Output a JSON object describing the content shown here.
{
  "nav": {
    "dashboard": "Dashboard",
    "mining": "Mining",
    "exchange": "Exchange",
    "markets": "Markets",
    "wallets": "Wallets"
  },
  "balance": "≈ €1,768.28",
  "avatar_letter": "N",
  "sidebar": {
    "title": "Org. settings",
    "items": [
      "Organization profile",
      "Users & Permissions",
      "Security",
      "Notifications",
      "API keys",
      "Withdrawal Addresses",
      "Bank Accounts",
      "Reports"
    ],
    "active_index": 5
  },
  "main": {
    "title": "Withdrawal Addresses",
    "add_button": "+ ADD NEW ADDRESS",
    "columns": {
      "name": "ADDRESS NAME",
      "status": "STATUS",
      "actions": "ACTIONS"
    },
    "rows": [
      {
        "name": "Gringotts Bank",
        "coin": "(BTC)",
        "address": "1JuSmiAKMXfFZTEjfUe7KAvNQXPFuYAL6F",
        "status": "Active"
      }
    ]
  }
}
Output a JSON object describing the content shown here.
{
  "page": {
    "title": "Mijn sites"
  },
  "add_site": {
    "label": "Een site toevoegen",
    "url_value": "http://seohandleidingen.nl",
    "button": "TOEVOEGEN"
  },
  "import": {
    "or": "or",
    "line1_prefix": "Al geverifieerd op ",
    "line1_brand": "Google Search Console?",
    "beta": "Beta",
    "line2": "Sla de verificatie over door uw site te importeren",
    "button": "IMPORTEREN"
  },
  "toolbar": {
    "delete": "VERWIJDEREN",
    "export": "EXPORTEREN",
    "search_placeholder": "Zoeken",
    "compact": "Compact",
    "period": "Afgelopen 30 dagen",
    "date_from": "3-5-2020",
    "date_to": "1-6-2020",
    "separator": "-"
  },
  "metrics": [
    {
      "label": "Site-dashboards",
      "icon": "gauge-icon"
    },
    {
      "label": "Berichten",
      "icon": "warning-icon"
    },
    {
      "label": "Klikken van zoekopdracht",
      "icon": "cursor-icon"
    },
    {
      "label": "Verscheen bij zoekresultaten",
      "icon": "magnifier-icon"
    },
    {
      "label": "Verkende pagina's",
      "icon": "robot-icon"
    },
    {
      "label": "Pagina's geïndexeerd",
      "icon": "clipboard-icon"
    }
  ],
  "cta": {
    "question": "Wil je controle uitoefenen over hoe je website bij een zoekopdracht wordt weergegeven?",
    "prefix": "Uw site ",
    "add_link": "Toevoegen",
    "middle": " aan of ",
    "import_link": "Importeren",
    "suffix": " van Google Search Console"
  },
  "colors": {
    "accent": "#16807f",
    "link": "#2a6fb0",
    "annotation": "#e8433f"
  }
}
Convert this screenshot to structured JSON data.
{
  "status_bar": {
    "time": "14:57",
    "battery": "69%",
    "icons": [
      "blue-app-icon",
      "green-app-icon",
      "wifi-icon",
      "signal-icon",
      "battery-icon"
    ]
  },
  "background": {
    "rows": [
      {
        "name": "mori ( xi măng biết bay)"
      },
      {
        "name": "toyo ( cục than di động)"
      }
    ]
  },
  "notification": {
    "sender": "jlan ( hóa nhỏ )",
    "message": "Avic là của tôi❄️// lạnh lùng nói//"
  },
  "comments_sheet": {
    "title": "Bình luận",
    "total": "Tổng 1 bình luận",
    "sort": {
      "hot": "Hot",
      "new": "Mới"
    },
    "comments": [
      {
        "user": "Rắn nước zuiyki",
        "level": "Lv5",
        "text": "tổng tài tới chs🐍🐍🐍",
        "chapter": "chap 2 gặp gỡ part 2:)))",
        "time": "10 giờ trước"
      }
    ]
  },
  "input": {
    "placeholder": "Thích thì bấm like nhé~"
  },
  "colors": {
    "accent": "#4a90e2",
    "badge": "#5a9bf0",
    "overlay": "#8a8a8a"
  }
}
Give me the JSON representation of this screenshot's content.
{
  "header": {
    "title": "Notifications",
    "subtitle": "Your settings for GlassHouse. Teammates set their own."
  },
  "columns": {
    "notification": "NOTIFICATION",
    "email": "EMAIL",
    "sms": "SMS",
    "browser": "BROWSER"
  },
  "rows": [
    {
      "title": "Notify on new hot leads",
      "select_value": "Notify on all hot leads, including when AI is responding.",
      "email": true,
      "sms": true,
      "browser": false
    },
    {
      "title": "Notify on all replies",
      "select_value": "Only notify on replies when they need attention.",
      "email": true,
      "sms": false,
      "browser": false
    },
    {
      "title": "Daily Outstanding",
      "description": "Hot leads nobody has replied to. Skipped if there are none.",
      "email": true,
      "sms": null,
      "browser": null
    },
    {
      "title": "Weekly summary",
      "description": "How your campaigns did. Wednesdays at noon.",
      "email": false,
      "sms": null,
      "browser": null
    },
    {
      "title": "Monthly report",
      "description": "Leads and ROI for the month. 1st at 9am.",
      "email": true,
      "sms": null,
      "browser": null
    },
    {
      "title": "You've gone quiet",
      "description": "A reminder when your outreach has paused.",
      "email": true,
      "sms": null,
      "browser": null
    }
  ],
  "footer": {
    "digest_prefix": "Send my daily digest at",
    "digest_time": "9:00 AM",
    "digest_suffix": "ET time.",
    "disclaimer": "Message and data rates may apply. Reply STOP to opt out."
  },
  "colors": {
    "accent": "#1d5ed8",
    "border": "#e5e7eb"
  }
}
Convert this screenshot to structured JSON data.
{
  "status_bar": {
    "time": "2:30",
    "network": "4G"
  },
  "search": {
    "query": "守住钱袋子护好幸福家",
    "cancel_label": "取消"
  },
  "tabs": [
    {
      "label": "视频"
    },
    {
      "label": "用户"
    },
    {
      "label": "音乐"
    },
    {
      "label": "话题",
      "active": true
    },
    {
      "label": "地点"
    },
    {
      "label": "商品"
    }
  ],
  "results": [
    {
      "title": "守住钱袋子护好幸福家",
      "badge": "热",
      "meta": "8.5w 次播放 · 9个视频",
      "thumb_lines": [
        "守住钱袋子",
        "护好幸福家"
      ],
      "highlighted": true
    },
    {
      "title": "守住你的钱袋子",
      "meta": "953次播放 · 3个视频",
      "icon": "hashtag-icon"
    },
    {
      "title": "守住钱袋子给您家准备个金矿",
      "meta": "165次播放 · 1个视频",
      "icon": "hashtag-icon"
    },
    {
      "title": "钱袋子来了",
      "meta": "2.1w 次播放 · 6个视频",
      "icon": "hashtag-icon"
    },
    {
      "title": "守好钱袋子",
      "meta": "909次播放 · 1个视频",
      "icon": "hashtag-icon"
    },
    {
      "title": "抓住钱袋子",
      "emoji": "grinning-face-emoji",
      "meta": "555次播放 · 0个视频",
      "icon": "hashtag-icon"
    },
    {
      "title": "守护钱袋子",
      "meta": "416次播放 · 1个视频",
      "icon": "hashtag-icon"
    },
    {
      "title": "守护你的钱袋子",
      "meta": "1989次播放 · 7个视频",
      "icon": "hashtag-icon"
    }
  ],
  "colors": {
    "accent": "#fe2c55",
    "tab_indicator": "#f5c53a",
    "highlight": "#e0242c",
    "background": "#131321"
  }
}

----

STATED GOAL: Determine the number of lines in the records that include the string "zoekopdracht", and respond with that number only.

REPLY TO THE TASK: 2